Among these lines, how many include "研究方向为思想政治教育"? Answer only with the number.

Dataset entries:
####################

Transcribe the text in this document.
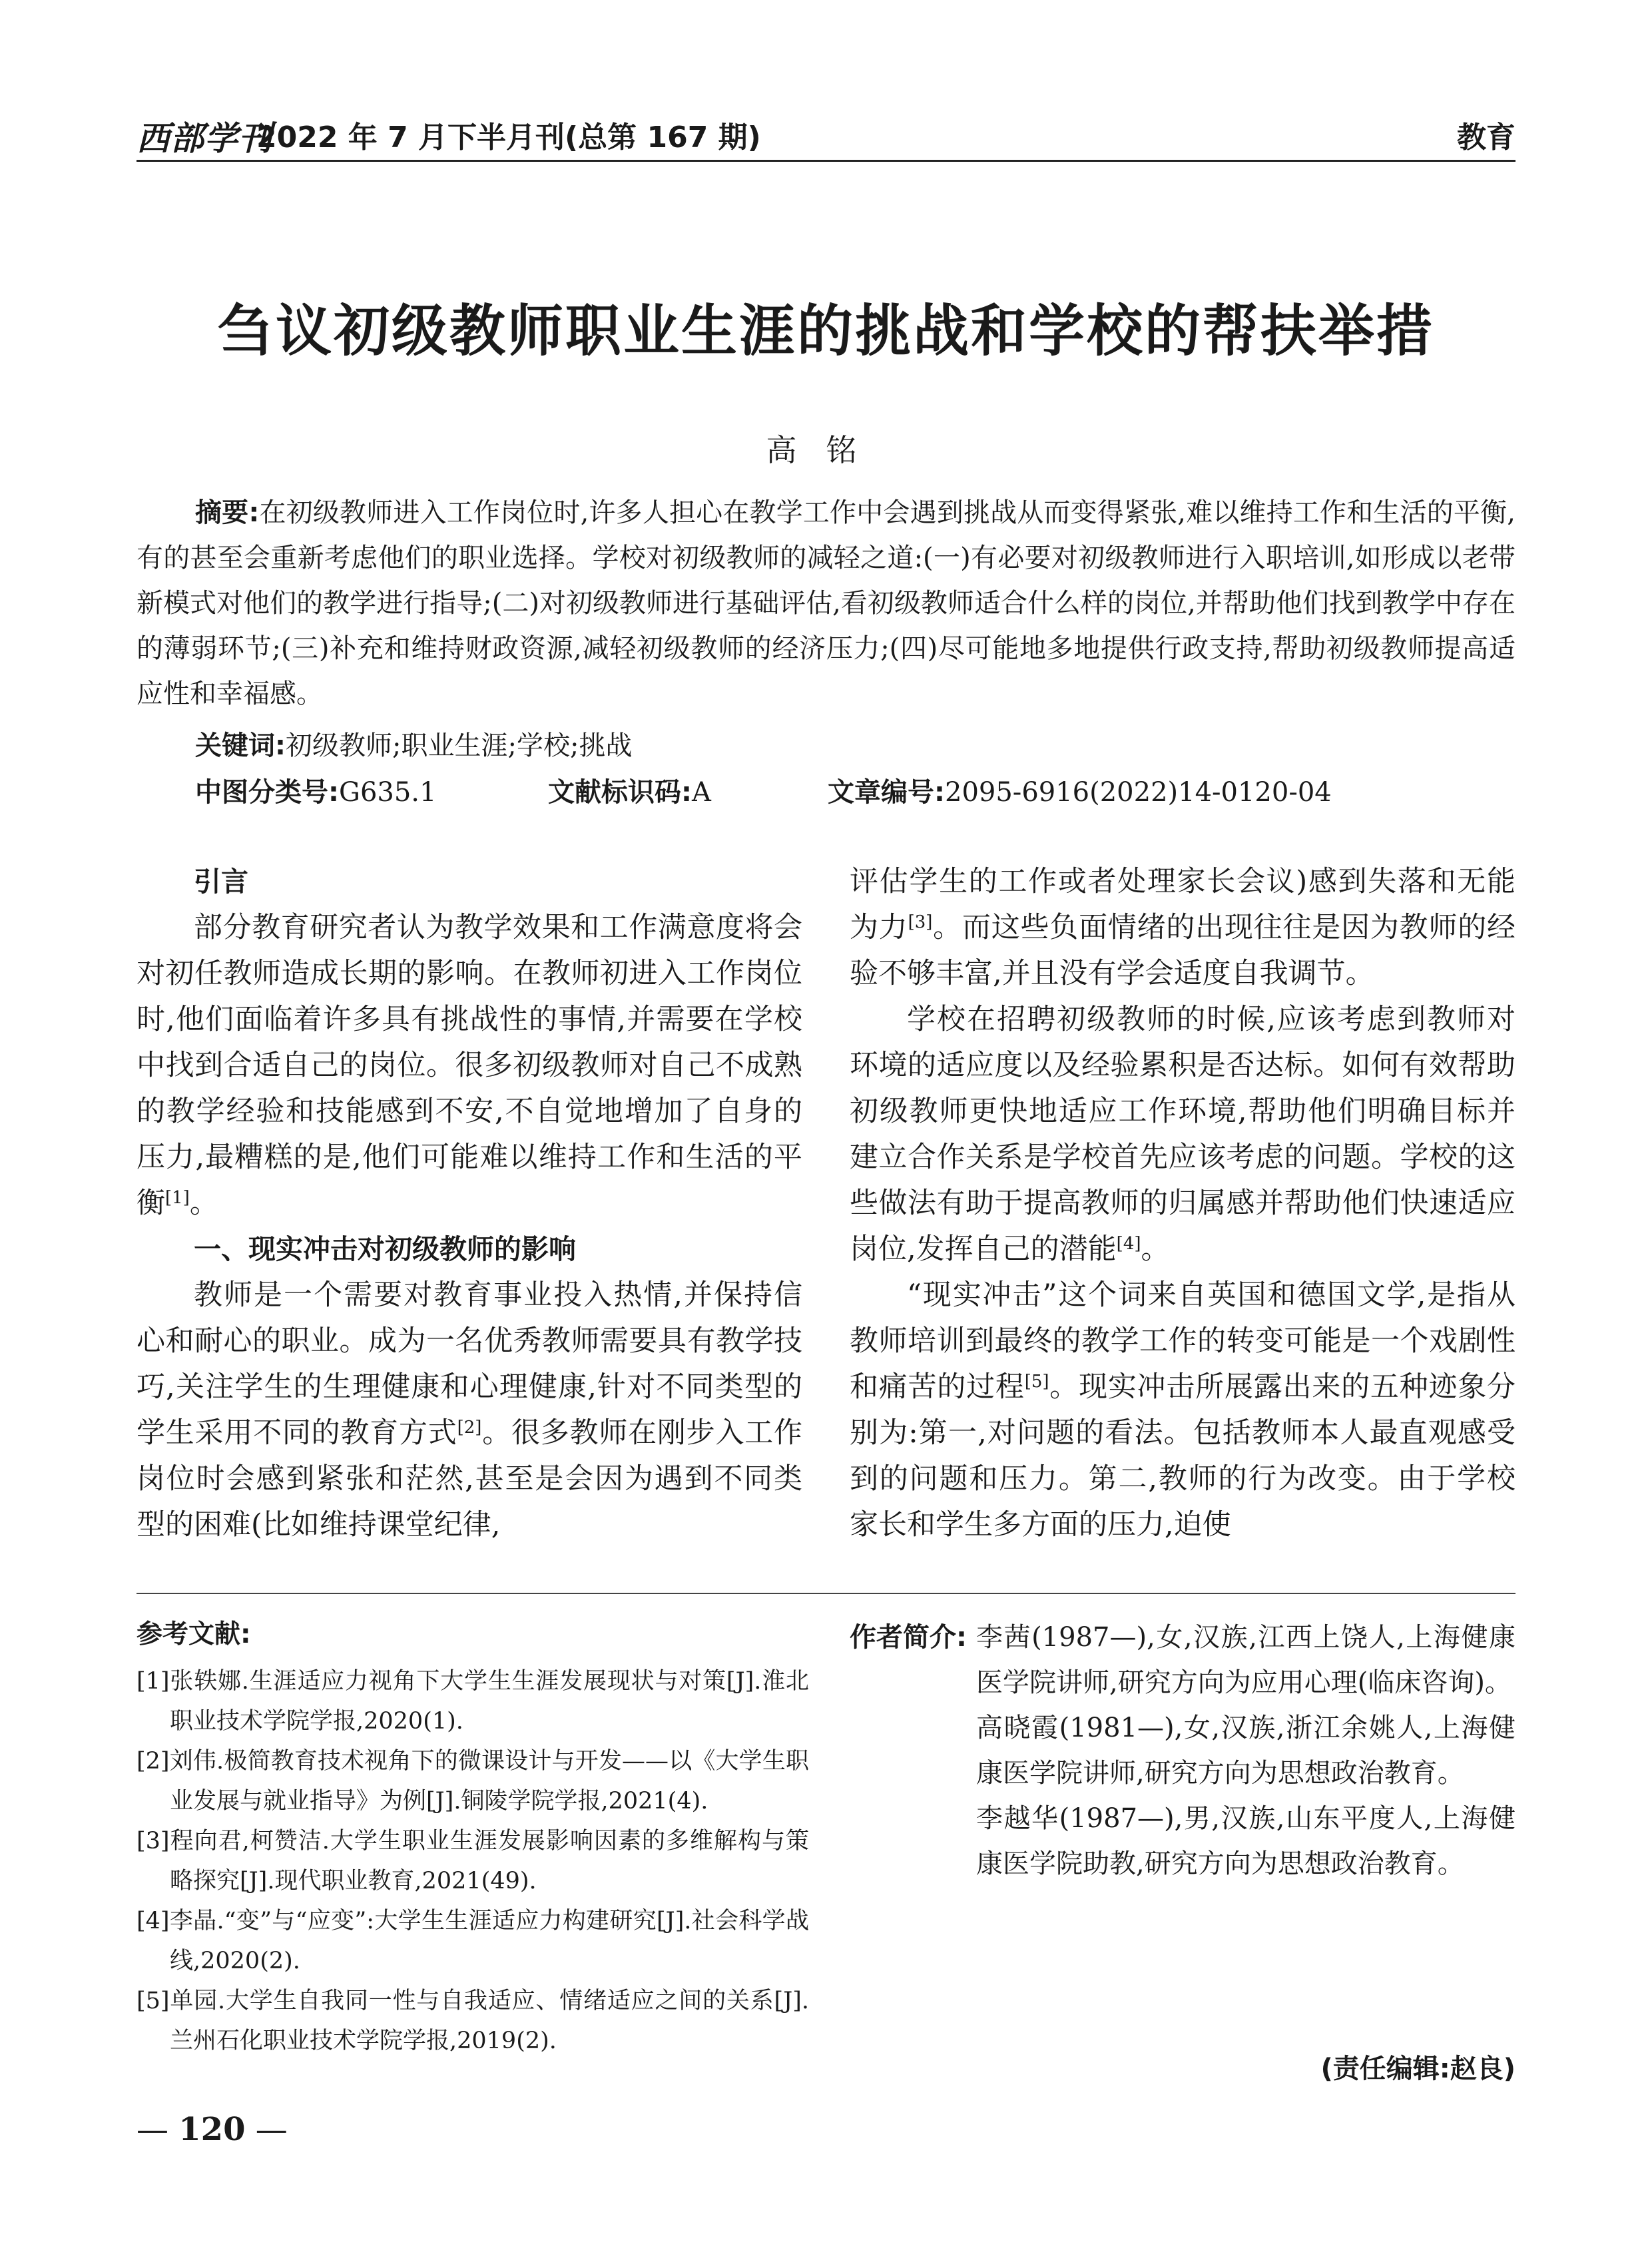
西部学刊
2022 年 7 月下半月刊(总第 167 期)	教育
刍议初级教师职业生涯的挑战和学校的帮扶举措
高铭
摘要:在初级教师进入工作岗位时,许多人担心在教学工作中会遇到挑战从而变得紧张,难以维持工作和生活的平衡,有的甚至会重新考虑他们的职业选择。学校对初级教师的减轻之道:(一)有必要对初级教师进行入职培训,如形成以老带新模式对他们的教学进行指导;(二)对初级教师进行基础评估,看初级教师适合什么样的岗位,并帮助他们找到教学中存在的薄弱环节;(三)补充和维持财政资源,减轻初级教师的经济压力;(四)尽可能地多地提供行政支持,帮助初级教师提高适应性和幸福感。
关键词:初级教师;职业生涯;学校;挑战
中图分类号:G635.1	文献标识码:A	文章编号:2095-6916(2022)14-0120-04
引言

部分教育研究者认为教学效果和工作满意度将会对初任教师造成长期的影响。在教师初进入工作岗位时,他们面临着许多具有挑战性的事情,并需要在学校中找到合适自己的岗位。很多初级教师对自己不成熟的教学经验和技能感到不安,不自觉地增加了自身的压力,最糟糕的是,他们可能难以维持工作和生活的平衡[1]。

一、现实冲击对初级教师的影响

教师是一个需要对教育事业投入热情,并保持信心和耐心的职业。成为一名优秀教师需要具有教学技巧,关注学生的生理健康和心理健康,针对不同类型的学生采用不同的教育方式[2]。很多教师在刚步入工作岗位时会感到紧张和茫然,甚至是会因为遇到不同类型的困难(比如维持课堂纪律,

评估学生的工作或者处理家长会议)感到失落和无能为力[3]。而这些负面情绪的出现往往是因为教师的经验不够丰富,并且没有学会适度自我调节。

学校在招聘初级教师的时候,应该考虑到教师对环境的适应度以及经验累积是否达标。如何有效帮助初级教师更快地适应工作环境,帮助他们明确目标并建立合作关系是学校首先应该考虑的问题。学校的这些做法有助于提高教师的归属感并帮助他们快速适应岗位,发挥自己的潜能[4]。

“现实冲击”这个词来自英国和德国文学,是指从教师培训到最终的教学工作的转变可能是一个戏剧性和痛苦的过程[5]。现实冲击所展露出来的五种迹象分别为:第一,对问题的看法。包括教师本人最直观感受到的问题和压力。第二,教师的行为改变。由于学校家长和学生多方面的压力,迫使

参考文献:
[1]张轶娜.生涯适应力视角下大学生生涯发展现状与对策[J].淮北职业技术学院学报,2020(1).
[2]刘伟.极简教育技术视角下的微课设计与开发——以《大学生职业发展与就业指导》为例[J].铜陵学院学报,2021(4).
[3]程向君,柯赞洁.大学生职业生涯发展影响因素的多维解构与策略探究[J].现代职业教育,2021(49).
[4]李晶.“变”与“应变”:大学生生涯适应力构建研究[J].社会科学战线,2020(2).
[5]单园.大学生自我同一性与自我适应、情绪适应之间的关系[J].兰州石化职业技术学院学报,2019(2).
作者简介: 李茜(1987—),女,汉族,江西上饶人,上海健康医学院讲师,研究方向为应用心理(临床咨询)。

高晓霞(1981—),女,汉族,浙江余姚人,上海健康医学院讲师,研究方向为思想政治教育。

李越华(1987—),男,汉族,山东平度人,上海健康医学院助教,研究方向为思想政治教育。

(责任编辑:赵良)
— 120 —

####################

» Answer to the task
2